-- START Record list --

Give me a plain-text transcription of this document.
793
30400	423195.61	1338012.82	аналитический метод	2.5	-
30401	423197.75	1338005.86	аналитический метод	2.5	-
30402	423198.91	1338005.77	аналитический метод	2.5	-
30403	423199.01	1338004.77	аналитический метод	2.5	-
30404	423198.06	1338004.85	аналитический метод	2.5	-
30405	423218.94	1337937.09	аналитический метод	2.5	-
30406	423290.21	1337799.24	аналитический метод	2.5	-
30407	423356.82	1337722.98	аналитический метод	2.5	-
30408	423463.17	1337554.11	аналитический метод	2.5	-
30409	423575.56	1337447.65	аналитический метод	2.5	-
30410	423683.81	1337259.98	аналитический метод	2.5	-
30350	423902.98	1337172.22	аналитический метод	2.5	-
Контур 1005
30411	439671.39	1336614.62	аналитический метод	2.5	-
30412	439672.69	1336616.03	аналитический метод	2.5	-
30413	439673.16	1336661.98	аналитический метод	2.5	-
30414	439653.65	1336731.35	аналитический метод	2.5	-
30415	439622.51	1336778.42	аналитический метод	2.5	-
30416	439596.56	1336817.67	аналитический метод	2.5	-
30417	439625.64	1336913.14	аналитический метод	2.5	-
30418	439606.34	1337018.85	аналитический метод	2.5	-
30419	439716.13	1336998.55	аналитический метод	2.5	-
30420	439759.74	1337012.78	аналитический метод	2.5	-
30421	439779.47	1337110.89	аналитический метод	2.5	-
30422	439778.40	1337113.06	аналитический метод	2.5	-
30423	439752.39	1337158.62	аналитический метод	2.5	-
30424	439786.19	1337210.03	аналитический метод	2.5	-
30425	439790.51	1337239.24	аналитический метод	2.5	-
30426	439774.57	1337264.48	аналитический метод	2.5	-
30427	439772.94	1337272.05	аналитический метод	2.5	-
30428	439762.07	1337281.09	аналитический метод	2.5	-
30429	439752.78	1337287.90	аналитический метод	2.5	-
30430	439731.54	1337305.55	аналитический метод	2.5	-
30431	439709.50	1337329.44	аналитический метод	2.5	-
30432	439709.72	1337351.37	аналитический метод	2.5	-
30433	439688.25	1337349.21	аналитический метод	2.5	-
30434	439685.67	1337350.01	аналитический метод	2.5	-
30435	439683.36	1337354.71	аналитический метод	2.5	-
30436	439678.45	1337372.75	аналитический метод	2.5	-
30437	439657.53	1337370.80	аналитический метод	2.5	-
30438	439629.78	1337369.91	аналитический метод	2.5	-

-- END Record list --

» **Exercise details**
Copy out the whole listing, exactly as written.

» **Completed exercise**
Give me a plain-text transcription of this document.
793
30400	423195.61	1338012.82	аналитический метод	2.5	-
30401	423197.75	1338005.86	аналитический метод	2.5	-
30402	423198.91	1338005.77	аналитический метод	2.5	-
30403	423199.01	1338004.77	аналитический метод	2.5	-
30404	423198.06	1338004.85	аналитический метод	2.5	-
30405	423218.94	1337937.09	аналитический метод	2.5	-
30406	423290.21	1337799.24	аналитический метод	2.5	-
30407	423356.82	1337722.98	аналитический метод	2.5	-
30408	423463.17	1337554.11	аналитический метод	2.5	-
30409	423575.56	1337447.65	аналитический метод	2.5	-
30410	423683.81	1337259.98	аналитический метод	2.5	-
30350	423902.98	1337172.22	аналитический метод	2.5	-
Контур 1005
30411	439671.39	1336614.62	аналитический метод	2.5	-
30412	439672.69	1336616.03	аналитический метод	2.5	-
30413	439673.16	1336661.98	аналитический метод	2.5	-
30414	439653.65	1336731.35	аналитический метод	2.5	-
30415	439622.51	1336778.42	аналитический метод	2.5	-
30416	439596.56	1336817.67	аналитический метод	2.5	-
30417	439625.64	1336913.14	аналитический метод	2.5	-
30418	439606.34	1337018.85	аналитический метод	2.5	-
30419	439716.13	1336998.55	аналитический метод	2.5	-
30420	439759.74	1337012.78	аналитический метод	2.5	-
30421	439779.47	1337110.89	аналитический метод	2.5	-
30422	439778.40	1337113.06	аналитический метод	2.5	-
30423	439752.39	1337158.62	аналитический метод	2.5	-
30424	439786.19	1337210.03	аналитический метод	2.5	-
30425	439790.51	1337239.24	аналитический метод	2.5	-
30426	439774.57	1337264.48	аналитический метод	2.5	-
30427	439772.94	1337272.05	аналитический метод	2.5	-
30428	439762.07	1337281.09	аналитический метод	2.5	-
30429	439752.78	1337287.90	аналитический метод	2.5	-
30430	439731.54	1337305.55	аналитический метод	2.5	-
30431	439709.50	1337329.44	аналитический метод	2.5	-
30432	439709.72	1337351.37	аналитический метод	2.5	-
30433	439688.25	1337349.21	аналитический метод	2.5	-
30434	439685.67	1337350.01	аналитический метод	2.5	-
30435	439683.36	1337354.71	аналитический метод	2.5	-
30436	439678.45	1337372.75	аналитический метод	2.5	-
30437	439657.53	1337370.80	аналитический метод	2.5	-
30438	439629.78	1337369.91	аналитический метод	2.5	-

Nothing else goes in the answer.